> **WHAT IS NEEDED**
Go over the entries below line by line, copying each one that contains the word "addresses".

═════ EXTRACTED MATERIAL

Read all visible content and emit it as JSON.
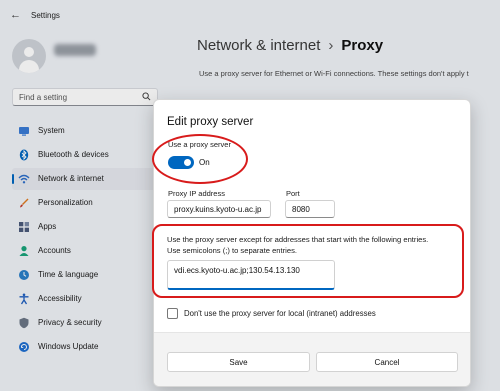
{
  "window": {
    "app_title": "Settings",
    "back_icon": "back-arrow-icon"
  },
  "search": {
    "placeholder": "Find a setting"
  },
  "sidebar": {
    "items": [
      {
        "label": "System",
        "icon": "system-icon",
        "color": "#3a7bd5"
      },
      {
        "label": "Bluetooth & devices",
        "icon": "bluetooth-icon",
        "color": "#0067c0"
      },
      {
        "label": "Network & internet",
        "icon": "wifi-icon",
        "color": "#2f6fc9",
        "active": true
      },
      {
        "label": "Personalization",
        "icon": "brush-icon",
        "color": "#e07a1f"
      },
      {
        "label": "Apps",
        "icon": "apps-icon",
        "color": "#4a5a7a"
      },
      {
        "label": "Accounts",
        "icon": "person-icon",
        "color": "#1aa37a"
      },
      {
        "label": "Time & language",
        "icon": "clock-globe-icon",
        "color": "#2a7fc8"
      },
      {
        "label": "Accessibility",
        "icon": "accessibility-icon",
        "color": "#1f5fbf"
      },
      {
        "label": "Privacy & security",
        "icon": "shield-icon",
        "color": "#6b7686"
      },
      {
        "label": "Windows Update",
        "icon": "update-icon",
        "color": "#1f6fd1"
      }
    ]
  },
  "header": {
    "breadcrumb_parent": "Network & internet",
    "breadcrumb_separator": "›",
    "breadcrumb_current": "Proxy",
    "description": "Use a proxy server for Ethernet or Wi-Fi connections. These settings don't apply t"
  },
  "dialog": {
    "title": "Edit proxy server",
    "use_proxy_label": "Use a proxy server",
    "toggle_state": "On",
    "proxy_ip_label": "Proxy IP address",
    "proxy_ip_value": "proxy.kuins.kyoto-u.ac.jp",
    "port_label": "Port",
    "port_value": "8080",
    "exception_line1": "Use the proxy server except for addresses that start with the following entries.",
    "exception_line2": "Use semicolons (;) to separate entries.",
    "exception_value": "vdi.ecs.kyoto-u.ac.jp;130.54.13.130",
    "local_checkbox_label": "Don't use the proxy server for local (intranet) addresses",
    "save_label": "Save",
    "cancel_label": "Cancel"
  },
  "colors": {
    "accent": "#0067c0",
    "annotation": "#d81b1b"
  }
}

══════════

> **FINAL RESULT**
    "exception_line1": "Use the proxy server except for addresses that start with the following entries.",
    "local_checkbox_label": "Don't use the proxy server for local (intranet) addresses",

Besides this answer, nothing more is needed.